▶ [SHORT TASK]: Set each record down exactly, excluding all images.

=== EXERCISE MATERIALS ===

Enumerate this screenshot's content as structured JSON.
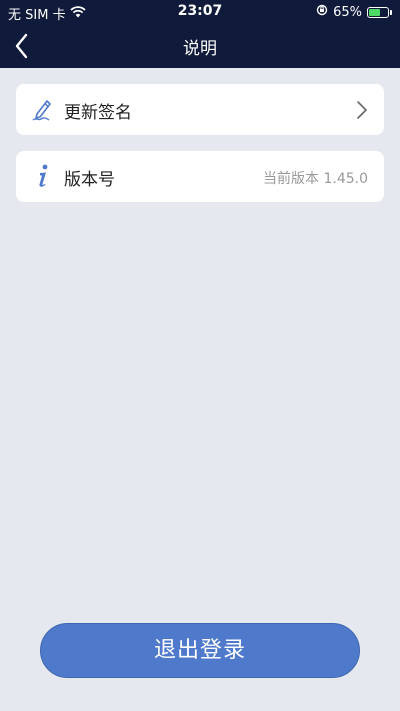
{
  "status_bar": {
    "carrier": "无 SIM 卡",
    "time": "23:07",
    "battery": "65%",
    "battery_level": 0.65
  },
  "nav": {
    "title": "说明"
  },
  "items": [
    {
      "label": "更新签名",
      "icon": "signature-pen-icon",
      "action": "chevron-right-icon"
    },
    {
      "label": "版本号",
      "icon": "info-icon",
      "value": "当前版本 1.45.0"
    }
  ],
  "logout_label": "退出登录",
  "colors": {
    "header": "#101a3a",
    "background": "#e5e8ef",
    "accent": "#4f79cb",
    "battery_fill": "#4cd964"
  }
}
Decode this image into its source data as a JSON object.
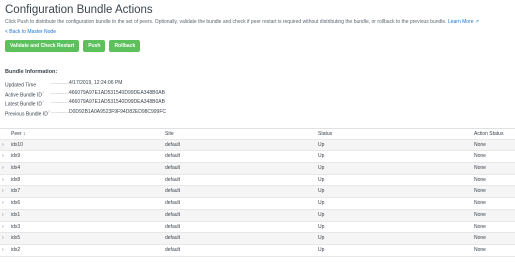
{
  "page": {
    "title": "Configuration Bundle Actions",
    "description": "Click Push to distribute the configuration bundle to the set of peers. Optionally, validate the bundle and check if peer restart is required without distributing the bundle, or rollback to the previous bundle.",
    "learn_more": "Learn More",
    "back_link": "< Back to Master Node"
  },
  "buttons": {
    "validate": "Validate and Check Restart",
    "push": "Push",
    "rollback": "Rollback"
  },
  "bundle_info": {
    "title": "Bundle Information:",
    "rows": [
      {
        "label": "Updated Time",
        "dots": "............................",
        "value": "4/17/2019, 12:24:06 PM",
        "sup": ""
      },
      {
        "label": "Active Bundle ID",
        "dots": "..........................",
        "value": "466079A97E1AD531540D99DEA348B0AB",
        "sup": "?"
      },
      {
        "label": "Latest Bundle ID",
        "dots": "..........................",
        "value": "466079A97E1AD531540D99DEA348B0AB",
        "sup": "?"
      },
      {
        "label": "Previous Bundle ID",
        "dots": "......................",
        "value": "D0D92B1A0A9523F9F94D82ED98C999FC",
        "sup": "?"
      }
    ]
  },
  "table": {
    "headers": {
      "peer": "Peer ↕",
      "site": "Site",
      "status": "Status",
      "action_status": "Action Status"
    },
    "expand_glyph": "›",
    "rows": [
      {
        "peer": "idx10",
        "site": "default",
        "status": "Up",
        "action": "None"
      },
      {
        "peer": "idx9",
        "site": "default",
        "status": "Up",
        "action": "None"
      },
      {
        "peer": "idx4",
        "site": "default",
        "status": "Up",
        "action": "None"
      },
      {
        "peer": "idx8",
        "site": "default",
        "status": "Up",
        "action": "None"
      },
      {
        "peer": "idx7",
        "site": "default",
        "status": "Up",
        "action": "None"
      },
      {
        "peer": "idx6",
        "site": "default",
        "status": "Up",
        "action": "None"
      },
      {
        "peer": "idx1",
        "site": "default",
        "status": "Up",
        "action": "None"
      },
      {
        "peer": "idx3",
        "site": "default",
        "status": "Up",
        "action": "None"
      },
      {
        "peer": "idx5",
        "site": "default",
        "status": "Up",
        "action": "None"
      },
      {
        "peer": "idx2",
        "site": "default",
        "status": "Up",
        "action": "None"
      }
    ]
  }
}
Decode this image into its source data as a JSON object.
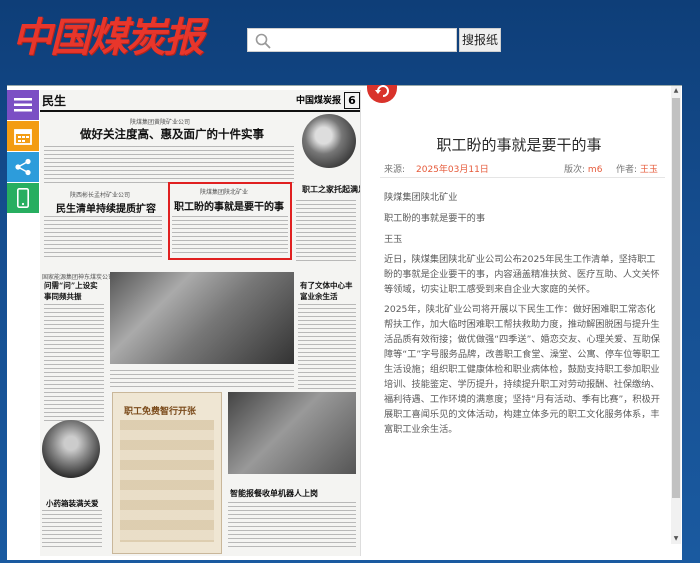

===

▶ [RESULT]:
Enumerate this screenshot's content as structured JSON.
{
  "status_bar": {
    "carrier": "无 SIM 卡",
    "time": "23:07",
    "battery": "65%",
    "battery_level": 0.65
  },
  "nav": {
    "title": "说明"
  },
  "items": [
    {
      "label": "更新签名",
      "icon": "signature-pen-icon",
      "action": "chevron-right-icon"
    },
    {
      "label": "版本号",
      "icon": "info-icon",
      "value": "当前版本 1.45.0"
    }
  ],
  "logout_label": "退出登录",
  "colors": {
    "header": "#101a3a",
    "background": "#e5e8ef",
    "accent": "#4f79cb",
    "battery_fill": "#4cd964"
  }
}
Decode this image into its source data as a JSON object.
{
  "page": {
    "title": "Configuration Bundle Actions",
    "description": "Click Push to distribute the configuration bundle to the set of peers. Optionally, validate the bundle and check if peer restart is required without distributing the bundle, or rollback to the previous bundle.",
    "learn_more": "Learn More",
    "back_link": "< Back to Master Node"
  },
  "buttons": {
    "validate": "Validate and Check Restart",
    "push": "Push",
    "rollback": "Rollback"
  },
  "bundle_info": {
    "title": "Bundle Information:",
    "rows": [
      {
        "label": "Updated Time",
        "dots": "............................",
        "value": "4/17/2019, 12:24:06 PM",
        "sup": ""
      },
      {
        "label": "Active Bundle ID",
        "dots": "..........................",
        "value": "466079A97E1AD531540D99DEA348B0AB",
        "sup": "?"
      },
      {
        "label": "Latest Bundle ID",
        "dots": "..........................",
        "value": "466079A97E1AD531540D99DEA348B0AB",
        "sup": "?"
      },
      {
        "label": "Previous Bundle ID",
        "dots": "......................",
        "value": "D0D92B1A0A9523F9F94D82ED98C999FC",
        "sup": "?"
      }
    ]
  },
  "table": {
    "headers": {
      "peer": "Peer ↕",
      "site": "Site",
      "status": "Status",
      "action_status": "Action Status"
    },
    "expand_glyph": "›",
    "rows": [
      {
        "peer": "idx10",
        "site": "default",
        "status": "Up",
        "action": "None"
      },
      {
        "peer": "idx9",
        "site": "default",
        "status": "Up",
        "action": "None"
      },
      {
        "peer": "idx4",
        "site": "default",
        "status": "Up",
        "action": "None"
      },
      {
        "peer": "idx8",
        "site": "default",
        "status": "Up",
        "action": "None"
      },
      {
        "peer": "idx7",
        "site": "default",
        "status": "Up",
        "action": "None"
      },
      {
        "peer": "idx6",
        "site": "default",
        "status": "Up",
        "action": "None"
      },
      {
        "peer": "idx1",
        "site": "default",
        "status": "Up",
        "action": "None"
      },
      {
        "peer": "idx3",
        "site": "default",
        "status": "Up",
        "action": "None"
      },
      {
        "peer": "idx5",
        "site": "default",
        "status": "Up",
        "action": "None"
      },
      {
        "peer": "idx2",
        "site": "default",
        "status": "Up",
        "action": "None"
      }
    ]
  }
}
Decode this image into its source data as a JSON object.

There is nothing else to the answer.